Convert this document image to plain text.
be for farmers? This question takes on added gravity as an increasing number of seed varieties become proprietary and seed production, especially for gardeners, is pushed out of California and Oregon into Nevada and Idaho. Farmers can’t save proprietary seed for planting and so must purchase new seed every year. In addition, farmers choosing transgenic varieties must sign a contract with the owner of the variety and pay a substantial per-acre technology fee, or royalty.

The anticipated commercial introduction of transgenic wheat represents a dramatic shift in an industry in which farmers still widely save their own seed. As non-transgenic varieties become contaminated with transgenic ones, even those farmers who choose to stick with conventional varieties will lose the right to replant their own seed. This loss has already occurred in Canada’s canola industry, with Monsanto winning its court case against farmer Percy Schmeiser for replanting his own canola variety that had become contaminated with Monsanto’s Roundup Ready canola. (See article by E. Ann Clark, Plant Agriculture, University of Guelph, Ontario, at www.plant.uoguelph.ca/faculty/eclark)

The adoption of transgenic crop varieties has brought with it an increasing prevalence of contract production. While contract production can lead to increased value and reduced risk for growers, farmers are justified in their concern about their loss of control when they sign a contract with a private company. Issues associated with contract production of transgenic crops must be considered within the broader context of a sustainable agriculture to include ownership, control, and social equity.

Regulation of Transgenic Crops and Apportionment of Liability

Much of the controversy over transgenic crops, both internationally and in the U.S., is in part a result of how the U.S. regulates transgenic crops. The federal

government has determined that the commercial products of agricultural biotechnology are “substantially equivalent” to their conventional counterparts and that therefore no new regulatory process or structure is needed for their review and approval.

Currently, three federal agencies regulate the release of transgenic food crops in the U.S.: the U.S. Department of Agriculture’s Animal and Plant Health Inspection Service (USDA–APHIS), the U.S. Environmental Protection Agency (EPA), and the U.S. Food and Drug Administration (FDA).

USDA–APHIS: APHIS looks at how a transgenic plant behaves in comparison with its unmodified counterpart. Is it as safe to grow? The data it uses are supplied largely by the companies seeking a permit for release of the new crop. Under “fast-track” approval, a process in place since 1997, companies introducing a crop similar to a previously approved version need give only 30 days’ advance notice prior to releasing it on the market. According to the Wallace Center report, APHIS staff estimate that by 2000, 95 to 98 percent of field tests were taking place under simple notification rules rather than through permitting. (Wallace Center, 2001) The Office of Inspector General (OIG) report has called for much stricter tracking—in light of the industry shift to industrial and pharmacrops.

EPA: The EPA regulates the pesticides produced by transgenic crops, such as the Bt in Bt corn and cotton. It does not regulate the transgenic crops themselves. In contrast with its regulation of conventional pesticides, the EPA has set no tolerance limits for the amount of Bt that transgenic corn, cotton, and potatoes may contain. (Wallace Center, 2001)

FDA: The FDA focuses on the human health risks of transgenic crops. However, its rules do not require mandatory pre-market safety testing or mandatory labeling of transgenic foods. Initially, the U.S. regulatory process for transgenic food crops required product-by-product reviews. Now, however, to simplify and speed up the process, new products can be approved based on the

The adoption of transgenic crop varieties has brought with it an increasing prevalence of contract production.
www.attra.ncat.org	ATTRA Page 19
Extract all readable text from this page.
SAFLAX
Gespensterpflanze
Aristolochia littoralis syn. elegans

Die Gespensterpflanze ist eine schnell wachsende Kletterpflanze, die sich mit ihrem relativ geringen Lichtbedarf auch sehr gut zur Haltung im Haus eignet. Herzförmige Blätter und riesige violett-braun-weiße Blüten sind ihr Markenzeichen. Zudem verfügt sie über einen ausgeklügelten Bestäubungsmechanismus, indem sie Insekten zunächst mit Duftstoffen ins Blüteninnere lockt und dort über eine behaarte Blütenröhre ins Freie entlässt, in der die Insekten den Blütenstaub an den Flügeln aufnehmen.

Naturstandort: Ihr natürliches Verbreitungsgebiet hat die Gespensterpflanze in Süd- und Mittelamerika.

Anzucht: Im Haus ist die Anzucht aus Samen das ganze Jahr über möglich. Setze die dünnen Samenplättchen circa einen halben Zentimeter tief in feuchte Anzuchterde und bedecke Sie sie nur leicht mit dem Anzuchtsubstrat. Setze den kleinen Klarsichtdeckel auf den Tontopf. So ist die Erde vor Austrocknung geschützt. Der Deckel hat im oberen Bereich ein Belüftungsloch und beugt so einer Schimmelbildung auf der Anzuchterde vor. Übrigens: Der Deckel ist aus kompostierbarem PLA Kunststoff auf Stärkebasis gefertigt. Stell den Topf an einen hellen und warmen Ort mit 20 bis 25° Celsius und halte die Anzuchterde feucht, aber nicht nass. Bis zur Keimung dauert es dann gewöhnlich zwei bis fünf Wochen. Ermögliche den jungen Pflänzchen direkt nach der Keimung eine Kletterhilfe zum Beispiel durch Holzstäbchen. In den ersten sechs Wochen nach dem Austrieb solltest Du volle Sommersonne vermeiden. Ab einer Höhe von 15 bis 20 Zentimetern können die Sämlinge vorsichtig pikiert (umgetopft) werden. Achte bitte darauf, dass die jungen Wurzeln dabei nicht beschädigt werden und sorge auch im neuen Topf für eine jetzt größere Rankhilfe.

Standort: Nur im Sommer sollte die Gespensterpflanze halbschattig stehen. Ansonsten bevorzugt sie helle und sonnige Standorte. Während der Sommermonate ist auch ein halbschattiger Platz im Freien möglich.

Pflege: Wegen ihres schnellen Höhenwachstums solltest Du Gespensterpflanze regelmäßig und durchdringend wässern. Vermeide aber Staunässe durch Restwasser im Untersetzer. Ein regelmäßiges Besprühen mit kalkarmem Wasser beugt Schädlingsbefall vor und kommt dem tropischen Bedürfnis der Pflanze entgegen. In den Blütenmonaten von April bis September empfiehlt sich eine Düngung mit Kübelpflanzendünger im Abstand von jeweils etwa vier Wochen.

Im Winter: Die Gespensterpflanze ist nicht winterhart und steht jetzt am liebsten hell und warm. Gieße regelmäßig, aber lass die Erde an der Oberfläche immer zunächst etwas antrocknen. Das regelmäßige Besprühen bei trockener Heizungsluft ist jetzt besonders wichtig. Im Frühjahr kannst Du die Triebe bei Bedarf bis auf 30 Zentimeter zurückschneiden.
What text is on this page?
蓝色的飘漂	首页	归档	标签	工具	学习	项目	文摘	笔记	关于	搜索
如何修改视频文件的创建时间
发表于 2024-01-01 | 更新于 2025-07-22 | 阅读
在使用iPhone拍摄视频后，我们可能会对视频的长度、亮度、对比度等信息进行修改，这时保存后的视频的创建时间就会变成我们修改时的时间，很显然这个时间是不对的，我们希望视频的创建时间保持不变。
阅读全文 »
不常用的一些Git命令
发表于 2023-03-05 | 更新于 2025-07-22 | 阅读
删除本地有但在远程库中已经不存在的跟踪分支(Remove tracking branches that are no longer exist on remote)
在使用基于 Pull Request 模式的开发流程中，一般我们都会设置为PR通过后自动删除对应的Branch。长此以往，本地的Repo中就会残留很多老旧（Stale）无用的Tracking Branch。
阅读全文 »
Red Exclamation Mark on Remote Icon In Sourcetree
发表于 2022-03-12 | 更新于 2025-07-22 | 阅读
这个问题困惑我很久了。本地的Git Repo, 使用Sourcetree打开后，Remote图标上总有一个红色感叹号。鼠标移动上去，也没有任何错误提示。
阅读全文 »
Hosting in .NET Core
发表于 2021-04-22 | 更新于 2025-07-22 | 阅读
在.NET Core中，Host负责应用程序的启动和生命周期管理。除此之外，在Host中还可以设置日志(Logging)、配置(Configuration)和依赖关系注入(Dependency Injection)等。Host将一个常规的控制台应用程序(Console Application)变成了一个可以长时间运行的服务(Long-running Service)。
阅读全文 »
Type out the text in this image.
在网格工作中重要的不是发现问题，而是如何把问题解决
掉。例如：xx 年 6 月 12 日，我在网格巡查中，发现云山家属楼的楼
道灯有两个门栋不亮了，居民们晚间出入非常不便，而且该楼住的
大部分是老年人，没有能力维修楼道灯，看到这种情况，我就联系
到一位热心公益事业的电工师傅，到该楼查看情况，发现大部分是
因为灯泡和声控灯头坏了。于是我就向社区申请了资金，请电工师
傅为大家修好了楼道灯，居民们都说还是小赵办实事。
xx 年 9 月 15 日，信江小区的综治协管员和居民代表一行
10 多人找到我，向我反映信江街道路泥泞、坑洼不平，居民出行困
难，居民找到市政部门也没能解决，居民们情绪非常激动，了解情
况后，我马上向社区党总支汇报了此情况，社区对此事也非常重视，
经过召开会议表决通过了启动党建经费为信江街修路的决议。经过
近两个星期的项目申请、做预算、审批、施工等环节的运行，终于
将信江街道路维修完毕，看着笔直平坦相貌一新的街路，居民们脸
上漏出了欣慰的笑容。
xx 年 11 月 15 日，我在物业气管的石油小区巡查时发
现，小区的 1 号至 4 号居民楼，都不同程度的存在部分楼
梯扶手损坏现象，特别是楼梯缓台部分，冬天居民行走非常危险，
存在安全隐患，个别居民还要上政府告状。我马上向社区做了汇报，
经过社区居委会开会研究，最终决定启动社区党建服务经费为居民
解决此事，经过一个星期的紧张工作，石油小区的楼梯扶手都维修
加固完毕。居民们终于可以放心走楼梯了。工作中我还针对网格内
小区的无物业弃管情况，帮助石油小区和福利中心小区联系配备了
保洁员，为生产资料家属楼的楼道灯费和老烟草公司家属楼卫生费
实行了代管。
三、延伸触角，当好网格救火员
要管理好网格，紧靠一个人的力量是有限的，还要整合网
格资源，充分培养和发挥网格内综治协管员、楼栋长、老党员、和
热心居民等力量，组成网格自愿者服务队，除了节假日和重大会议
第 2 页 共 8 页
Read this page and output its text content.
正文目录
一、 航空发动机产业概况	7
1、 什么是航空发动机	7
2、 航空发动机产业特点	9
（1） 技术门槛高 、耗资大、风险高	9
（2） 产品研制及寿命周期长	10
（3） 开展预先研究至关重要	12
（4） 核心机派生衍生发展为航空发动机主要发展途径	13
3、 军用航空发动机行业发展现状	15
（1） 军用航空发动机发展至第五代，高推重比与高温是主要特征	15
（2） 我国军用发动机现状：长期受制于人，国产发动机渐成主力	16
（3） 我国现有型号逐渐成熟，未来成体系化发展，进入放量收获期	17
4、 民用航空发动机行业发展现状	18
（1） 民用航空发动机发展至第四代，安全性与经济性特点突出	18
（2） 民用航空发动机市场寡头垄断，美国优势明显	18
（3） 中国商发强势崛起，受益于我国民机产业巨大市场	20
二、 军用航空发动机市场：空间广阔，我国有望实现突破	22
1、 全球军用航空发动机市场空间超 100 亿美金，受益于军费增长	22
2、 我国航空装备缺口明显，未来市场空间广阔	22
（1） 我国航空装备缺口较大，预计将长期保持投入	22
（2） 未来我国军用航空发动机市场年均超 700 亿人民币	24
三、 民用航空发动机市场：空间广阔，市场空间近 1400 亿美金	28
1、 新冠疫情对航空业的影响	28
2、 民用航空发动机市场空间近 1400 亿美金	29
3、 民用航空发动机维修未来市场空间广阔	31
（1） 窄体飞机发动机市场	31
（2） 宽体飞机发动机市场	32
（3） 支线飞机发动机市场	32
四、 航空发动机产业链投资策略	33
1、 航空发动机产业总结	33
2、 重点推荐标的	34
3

=== To be done ===
Go through the records and show every line with the string "food" in it.

=== Task output ===
Currently, three federal agencies regulate the release of transgenic food crops in the U.S.: the U.S. Department of Agriculture’s Animal and Plant Health Inspection Service (USDA–APHIS), the U.S. Environmental Protection Agency (EPA), and the U.S. Food and Drug Administration (FDA).
FDA: The FDA focuses on the human health risks of transgenic crops. However, its rules do not require mandatory pre-market safety testing or mandatory labeling of transgenic foods. Initially, the U.S. regulatory process for transgenic food crops required product-by-product reviews. Now, however, to simplify and speed up the process, new products can be approved based on the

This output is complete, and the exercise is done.